• _What is expected_: Reproduce every entry exactly and leave its pictures out.

• _Records for processing_:
*-*-*
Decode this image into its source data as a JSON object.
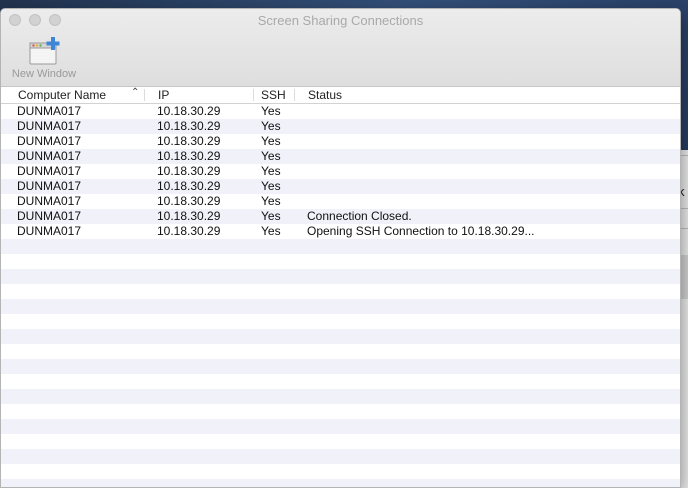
{
  "window": {
    "title": "Screen Sharing Connections"
  },
  "toolbar": {
    "new_window_label": "New Window"
  },
  "background": {
    "glyph": "k"
  },
  "table": {
    "columns": [
      {
        "key": "name",
        "label": "Computer Name",
        "sorted": "ascending"
      },
      {
        "key": "ip",
        "label": "IP"
      },
      {
        "key": "ssh",
        "label": "SSH"
      },
      {
        "key": "status",
        "label": "Status"
      }
    ],
    "rows": [
      {
        "name": "DUNMA017",
        "ip": "10.18.30.29",
        "ssh": "Yes",
        "status": ""
      },
      {
        "name": "DUNMA017",
        "ip": "10.18.30.29",
        "ssh": "Yes",
        "status": ""
      },
      {
        "name": "DUNMA017",
        "ip": "10.18.30.29",
        "ssh": "Yes",
        "status": ""
      },
      {
        "name": "DUNMA017",
        "ip": "10.18.30.29",
        "ssh": "Yes",
        "status": ""
      },
      {
        "name": "DUNMA017",
        "ip": "10.18.30.29",
        "ssh": "Yes",
        "status": ""
      },
      {
        "name": "DUNMA017",
        "ip": "10.18.30.29",
        "ssh": "Yes",
        "status": ""
      },
      {
        "name": "DUNMA017",
        "ip": "10.18.30.29",
        "ssh": "Yes",
        "status": ""
      },
      {
        "name": "DUNMA017",
        "ip": "10.18.30.29",
        "ssh": "Yes",
        "status": "Connection Closed."
      },
      {
        "name": "DUNMA017",
        "ip": "10.18.30.29",
        "ssh": "Yes",
        "status": "Opening SSH Connection to 10.18.30.29..."
      }
    ]
  }
}
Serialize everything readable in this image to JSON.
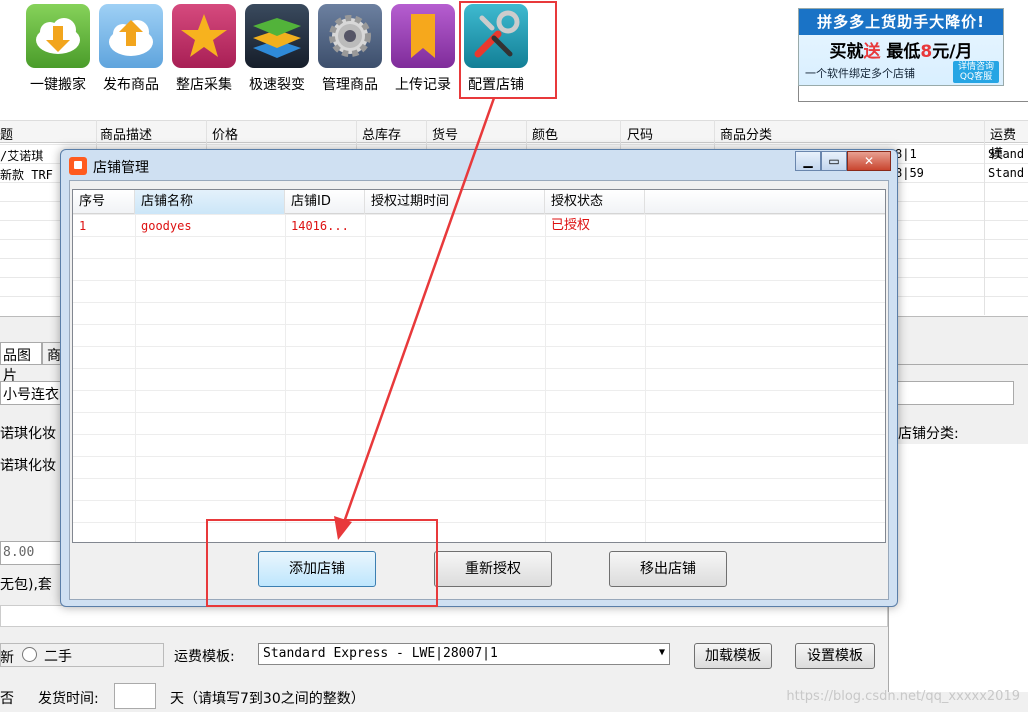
{
  "toolbar": {
    "items": [
      {
        "label": "一键搬家",
        "icon": "download-cloud-icon",
        "color": "#5fb336"
      },
      {
        "label": "发布商品",
        "icon": "upload-cloud-icon",
        "color": "#2f86d8"
      },
      {
        "label": "整店采集",
        "icon": "star-icon",
        "color": "#c0306a"
      },
      {
        "label": "极速裂变",
        "icon": "layers-icon",
        "color": "#1f2a3a"
      },
      {
        "label": "管理商品",
        "icon": "gear-icon",
        "color": "#4b5f7e"
      },
      {
        "label": "上传记录",
        "icon": "bookmark-icon",
        "color": "#9b3fb5"
      },
      {
        "label": "配置店铺",
        "icon": "tools-icon",
        "color": "#1f9ab0"
      }
    ]
  },
  "ad": {
    "line1": "拼多多上货助手大降价!",
    "line2_a": "买就",
    "line2_b": "送",
    "line2_c": " 最低",
    "line2_d": "8",
    "line2_e": "元/月",
    "line3": "一个软件绑定多个店铺",
    "qq": "详情咨询 QQ客服"
  },
  "grid": {
    "headers": [
      "题",
      "商品描述",
      "价格",
      "总库存",
      "货号",
      "颜色",
      "尺码",
      "商品分类",
      "运费模"
    ],
    "rows": [
      {
        "title": "/艾诺琪",
        "tail1": "8|1",
        "tail2": "Stand"
      },
      {
        "title": "新款 TRF",
        "tail1": "8|59",
        "tail2": "Stand"
      }
    ]
  },
  "lower": {
    "tabs": [
      "品图片",
      "商"
    ],
    "line_a": "小号连衣",
    "line_b": "诺琪化妆",
    "line_c": "诺琪化妆",
    "price": "8.00",
    "postage": "无包),套",
    "shop_category_label": "店铺分类:",
    "condition_new": "新",
    "condition_used": "二手",
    "freight_label": "运费模板:",
    "freight_value": "Standard Express - LWE|28007|1",
    "load_template": "加载模板",
    "set_template": "设置模板",
    "no_label": "否",
    "ship_time_label": "发货时间:",
    "ship_time_hint": "天（请填写7到30之间的整数）"
  },
  "dialog": {
    "title": "店铺管理",
    "columns": [
      "序号",
      "店铺名称",
      "店铺ID",
      "授权过期时间",
      "授权状态"
    ],
    "rows": [
      {
        "index": "1",
        "name": "goodyes",
        "id": "14016...",
        "expires": "",
        "status": "已授权"
      }
    ],
    "buttons": {
      "add": "添加店铺",
      "reauth": "重新授权",
      "remove": "移出店铺"
    }
  },
  "watermark": "https://blog.csdn.net/qq_xxxxx2019",
  "colors": {
    "annotation": "#e8393b",
    "row_text": "#d11111"
  }
}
*-*-*
• _Full response_:
Decode this image into its source data as a JSON object.
{
  "window": {
    "title": "Screen Sharing Connections"
  },
  "toolbar": {
    "new_window_label": "New Window"
  },
  "background": {
    "glyph": "k"
  },
  "table": {
    "columns": [
      {
        "key": "name",
        "label": "Computer Name",
        "sorted": "ascending"
      },
      {
        "key": "ip",
        "label": "IP"
      },
      {
        "key": "ssh",
        "label": "SSH"
      },
      {
        "key": "status",
        "label": "Status"
      }
    ],
    "rows": [
      {
        "name": "DUNMA017",
        "ip": "10.18.30.29",
        "ssh": "Yes",
        "status": ""
      },
      {
        "name": "DUNMA017",
        "ip": "10.18.30.29",
        "ssh": "Yes",
        "status": ""
      },
      {
        "name": "DUNMA017",
        "ip": "10.18.30.29",
        "ssh": "Yes",
        "status": ""
      },
      {
        "name": "DUNMA017",
        "ip": "10.18.30.29",
        "ssh": "Yes",
        "status": ""
      },
      {
        "name": "DUNMA017",
        "ip": "10.18.30.29",
        "ssh": "Yes",
        "status": ""
      },
      {
        "name": "DUNMA017",
        "ip": "10.18.30.29",
        "ssh": "Yes",
        "status": ""
      },
      {
        "name": "DUNMA017",
        "ip": "10.18.30.29",
        "ssh": "Yes",
        "status": ""
      },
      {
        "name": "DUNMA017",
        "ip": "10.18.30.29",
        "ssh": "Yes",
        "status": "Connection Closed."
      },
      {
        "name": "DUNMA017",
        "ip": "10.18.30.29",
        "ssh": "Yes",
        "status": "Opening SSH Connection to 10.18.30.29..."
      }
    ]
  }
}
Serialize everything readable in this image to JSON.
{
  "toolbar": {
    "items": [
      {
        "label": "一键搬家",
        "icon": "download-cloud-icon",
        "color": "#5fb336"
      },
      {
        "label": "发布商品",
        "icon": "upload-cloud-icon",
        "color": "#2f86d8"
      },
      {
        "label": "整店采集",
        "icon": "star-icon",
        "color": "#c0306a"
      },
      {
        "label": "极速裂变",
        "icon": "layers-icon",
        "color": "#1f2a3a"
      },
      {
        "label": "管理商品",
        "icon": "gear-icon",
        "color": "#4b5f7e"
      },
      {
        "label": "上传记录",
        "icon": "bookmark-icon",
        "color": "#9b3fb5"
      },
      {
        "label": "配置店铺",
        "icon": "tools-icon",
        "color": "#1f9ab0"
      }
    ]
  },
  "ad": {
    "line1": "拼多多上货助手大降价!",
    "line2_a": "买就",
    "line2_b": "送",
    "line2_c": " 最低",
    "line2_d": "8",
    "line2_e": "元/月",
    "line3": "一个软件绑定多个店铺",
    "qq": "详情咨询 QQ客服"
  },
  "grid": {
    "headers": [
      "题",
      "商品描述",
      "价格",
      "总库存",
      "货号",
      "颜色",
      "尺码",
      "商品分类",
      "运费模"
    ],
    "rows": [
      {
        "title": "/艾诺琪",
        "tail1": "8|1",
        "tail2": "Stand"
      },
      {
        "title": "新款 TRF",
        "tail1": "8|59",
        "tail2": "Stand"
      }
    ]
  },
  "lower": {
    "tabs": [
      "品图片",
      "商"
    ],
    "line_a": "小号连衣",
    "line_b": "诺琪化妆",
    "line_c": "诺琪化妆",
    "price": "8.00",
    "postage": "无包),套",
    "shop_category_label": "店铺分类:",
    "condition_new": "新",
    "condition_used": "二手",
    "freight_label": "运费模板:",
    "freight_value": "Standard Express - LWE|28007|1",
    "load_template": "加载模板",
    "set_template": "设置模板",
    "no_label": "否",
    "ship_time_label": "发货时间:",
    "ship_time_hint": "天（请填写7到30之间的整数）"
  },
  "dialog": {
    "title": "店铺管理",
    "columns": [
      "序号",
      "店铺名称",
      "店铺ID",
      "授权过期时间",
      "授权状态"
    ],
    "rows": [
      {
        "index": "1",
        "name": "goodyes",
        "id": "14016...",
        "expires": "",
        "status": "已授权"
      }
    ],
    "buttons": {
      "add": "添加店铺",
      "reauth": "重新授权",
      "remove": "移出店铺"
    }
  },
  "watermark": "https://blog.csdn.net/qq_xxxxx2019",
  "colors": {
    "annotation": "#e8393b",
    "row_text": "#d11111"
  }
}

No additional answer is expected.